# Text
XenPower Uptime/Redudancy

iaTa · March 2014

For the last day or so I've had a major issue with our XenPower Dallas server. Salvatore replied to my ticket to say that the issue was regarding one of the upstreams which wasn't announcing their prefix correctly so some traffic was getting dropped.

I thanked Salvatore for fixing the problem but I also mentioned that I was quite concerned that it took over 24 hours to fix the problem and asked why it took so long to fix.

This is the reply I received from another member of support regarding my concerns:

If you are a business where uptime is very important, I suggest you switch to a redundant setup like www.iwstack.com. Our budget brands such as XenPower and OVerZold do not benefit from the same level of uptime and network redundancy.
XenPower is thought to be a budget brand offering a lot of resources at a low price, however it does not compare well with a business grade cloud with a lot of extra features and HA/fail-over. For a business, the small price difference of a couple of dollars should be totally irrelevant.

I moved over to Prometues/Incero because they both have top notch reputations so this response really did surprise me. Uptime is important to everybody not just businesses. Never has it been mentioned that XenPower is a budget brand. In fact the complete opposite has been stated numerous times on LET.

To receive a reply worded in that way after experiencing over 24 hours of downtime leaves a very bad taste in the mouth. Is it a reply which should be expected and accepted?

myhken · March 2014

All other brands then Prometeus/iwStack is low end brands from Mr. Salvaltore. In fact, I pretty sure Mr. S want iwStack.com to be the brand with the highest quality now, since they can offer more features there then on the Prometeus.com brand.

DalComp · March 2014

Nothing unusual for a business trying to upsell their clients.

iaTa · March 2014

So because XenPower is "low end" I should just accept over 24 hours down time and not ask any questions?

I would class LES at $5/y budget. Not a $90/y XEN. In your opinions what should I be spending to avoid situations such as this then?

concerto49 · March 2014

iaTa said: So because XenPower is "low end" I should just accept over 24 hours down time and not ask any questions?

Is there an uptime SLA? Has it been met? If not, ask them.

iaTa said: I would class LES at $5/y budget. Not a $90/y XEN.

# Given records
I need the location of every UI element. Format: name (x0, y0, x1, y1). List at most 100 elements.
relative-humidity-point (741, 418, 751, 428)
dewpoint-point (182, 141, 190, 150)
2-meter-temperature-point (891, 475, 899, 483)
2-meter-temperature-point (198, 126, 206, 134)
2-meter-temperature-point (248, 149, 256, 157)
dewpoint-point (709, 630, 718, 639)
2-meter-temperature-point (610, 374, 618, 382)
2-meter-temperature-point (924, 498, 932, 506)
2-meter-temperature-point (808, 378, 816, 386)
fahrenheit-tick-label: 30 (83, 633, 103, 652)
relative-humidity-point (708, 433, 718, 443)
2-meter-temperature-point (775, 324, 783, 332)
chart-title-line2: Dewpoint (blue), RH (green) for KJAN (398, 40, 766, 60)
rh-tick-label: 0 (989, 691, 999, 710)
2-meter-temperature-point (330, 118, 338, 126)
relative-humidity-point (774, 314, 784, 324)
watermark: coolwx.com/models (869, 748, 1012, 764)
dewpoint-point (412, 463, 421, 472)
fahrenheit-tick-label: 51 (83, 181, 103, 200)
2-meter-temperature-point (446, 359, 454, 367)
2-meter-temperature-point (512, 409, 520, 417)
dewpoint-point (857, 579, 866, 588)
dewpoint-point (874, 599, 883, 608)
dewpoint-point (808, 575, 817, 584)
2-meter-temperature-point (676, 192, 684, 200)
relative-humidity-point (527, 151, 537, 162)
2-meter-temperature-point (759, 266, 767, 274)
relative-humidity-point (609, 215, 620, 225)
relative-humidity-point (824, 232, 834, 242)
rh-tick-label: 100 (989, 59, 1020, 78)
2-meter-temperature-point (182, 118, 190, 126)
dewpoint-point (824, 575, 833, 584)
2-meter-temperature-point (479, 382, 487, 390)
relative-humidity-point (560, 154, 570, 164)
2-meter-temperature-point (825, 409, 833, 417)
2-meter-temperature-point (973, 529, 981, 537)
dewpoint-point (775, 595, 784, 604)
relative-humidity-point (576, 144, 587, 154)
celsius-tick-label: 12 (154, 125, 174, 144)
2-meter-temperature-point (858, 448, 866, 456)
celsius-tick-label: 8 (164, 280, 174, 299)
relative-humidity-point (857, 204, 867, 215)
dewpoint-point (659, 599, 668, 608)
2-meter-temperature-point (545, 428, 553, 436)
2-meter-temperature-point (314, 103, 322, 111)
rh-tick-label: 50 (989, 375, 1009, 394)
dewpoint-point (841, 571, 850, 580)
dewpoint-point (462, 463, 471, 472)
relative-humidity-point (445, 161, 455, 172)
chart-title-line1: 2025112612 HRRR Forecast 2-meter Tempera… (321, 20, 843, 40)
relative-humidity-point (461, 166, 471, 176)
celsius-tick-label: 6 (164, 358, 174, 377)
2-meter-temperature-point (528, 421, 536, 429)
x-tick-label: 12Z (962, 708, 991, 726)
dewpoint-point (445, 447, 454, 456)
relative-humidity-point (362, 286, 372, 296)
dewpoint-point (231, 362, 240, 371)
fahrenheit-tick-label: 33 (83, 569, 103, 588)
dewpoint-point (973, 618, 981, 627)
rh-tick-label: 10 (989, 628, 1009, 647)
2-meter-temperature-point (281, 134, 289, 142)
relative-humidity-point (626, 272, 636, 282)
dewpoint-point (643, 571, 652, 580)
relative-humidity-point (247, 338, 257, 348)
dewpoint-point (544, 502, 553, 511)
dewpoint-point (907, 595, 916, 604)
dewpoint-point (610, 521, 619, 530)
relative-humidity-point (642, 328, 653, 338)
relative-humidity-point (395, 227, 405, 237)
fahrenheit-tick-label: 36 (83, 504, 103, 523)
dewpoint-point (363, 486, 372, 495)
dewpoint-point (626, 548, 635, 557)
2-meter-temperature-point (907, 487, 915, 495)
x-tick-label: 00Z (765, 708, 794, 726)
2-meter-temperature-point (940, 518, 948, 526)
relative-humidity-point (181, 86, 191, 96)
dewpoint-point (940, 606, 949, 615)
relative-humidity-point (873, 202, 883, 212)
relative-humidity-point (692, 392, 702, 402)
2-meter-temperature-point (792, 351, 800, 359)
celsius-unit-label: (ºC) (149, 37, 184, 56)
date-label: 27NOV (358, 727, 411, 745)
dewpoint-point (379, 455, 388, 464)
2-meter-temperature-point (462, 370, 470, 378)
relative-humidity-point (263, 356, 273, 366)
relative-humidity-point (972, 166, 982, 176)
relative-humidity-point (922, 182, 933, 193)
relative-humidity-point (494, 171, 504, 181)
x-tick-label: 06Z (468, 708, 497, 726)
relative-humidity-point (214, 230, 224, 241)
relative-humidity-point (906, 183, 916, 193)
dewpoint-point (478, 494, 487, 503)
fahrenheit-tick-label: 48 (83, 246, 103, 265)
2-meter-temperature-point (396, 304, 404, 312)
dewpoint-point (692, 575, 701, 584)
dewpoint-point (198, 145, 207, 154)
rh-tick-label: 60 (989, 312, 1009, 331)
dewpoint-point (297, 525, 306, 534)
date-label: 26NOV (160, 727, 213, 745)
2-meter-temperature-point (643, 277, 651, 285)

# Instructions
1. In the XenPower uptime thread, what did Salvatore say caused the problem with the Dallas server?
2. Carry the forum thread about XenPower uptime forward from its final line.

# Expected responses
1. One of the upstreams wasn't announcing its prefix correctly, so some traffic was being dropped.

2.
That is budget. Even the most basic Linode offers is $20/month, so more than 2x $90/year.

Maounique · March 2014

There will be issues when you do not control all the aspects of the DC. In Italy, everything is under control, from the DC to the multiple peering and carriers, however, in US we depend on Incero staff. This is one of the reasons we are still testing there, hopefully things will improve or we will be able to find the perfect mix, but that is not likely to be up to par with DC in Italy. US people have another approach towards business, a high cost of litigation means they might provide what they promised, but if they dont, you cant do much about it without huge legal costs, especially for non-locals, therefore, finding a perfect DC there is going to take some time.

That being said, Incero is not bad for an US DC, there are very few incidents like these, too bad they were quick to blame their upstream and suggest our customers to no longer use cogent when the issue was on their side. Me being out for a couple of days and Salvatore sick, didnt help it either.

ErawanArifNugroho · March 2014

So the problem is at XenPower Dallas? Sometimes small details have a big chance for explanation. It should be noted in the first posts.

As for the simple uptime, we can see uptime.erawan.me, Most of my vps were from Prometeus, because it's stability, and it's hard to trust another provider for the uptime and anoter factor, based on my experiences.

As for now, I hope uncle get well soon

Maounique · March 2014

It was a problem with a small subnet of ours not being announced properly with some routes over a couple of carriers being broken/filtered. Nobody is perfect and will never be, the more people along the chain, the higher the chance something will go wrong and will take longer to fix, and, as you know, if something can go wrong, it will. The difference is made on the level of cooperation you get to fix it.

@iaTa said:
So because XenPower is "low end" I should just accept over 24 hours down time and not ask any questions?

I would class LES at $5/y budget. Not a $90/y XEN. In your opinions what should I be spending to avoid situations such as this then?

Nobody said you should not ask any question, but lets be fair:

It was not a total failure, multiple locations saw it up all the time;
I was reasonably forthcoming with the explanations and took the problem upstream trying to solve it;
XenPower offers big resources at a low price, that is budget, you are paying 5.75 Eur a month, pretty close to LEB standards. IWStack is not much pricier, but it does offer more redundancy while being still a pretty budget offer;
Not taking advantage of our free anycast DNS system to setup some redundancy in another place, be it with us or another provider is not a good idea. If you expect enterprise level uptime, you need to setup enterprise level redundancy and look for enterprise level offers. We have 100% SLA offers for banks and other critical businesses in the vmware and rhev clouds, but you will not like the price.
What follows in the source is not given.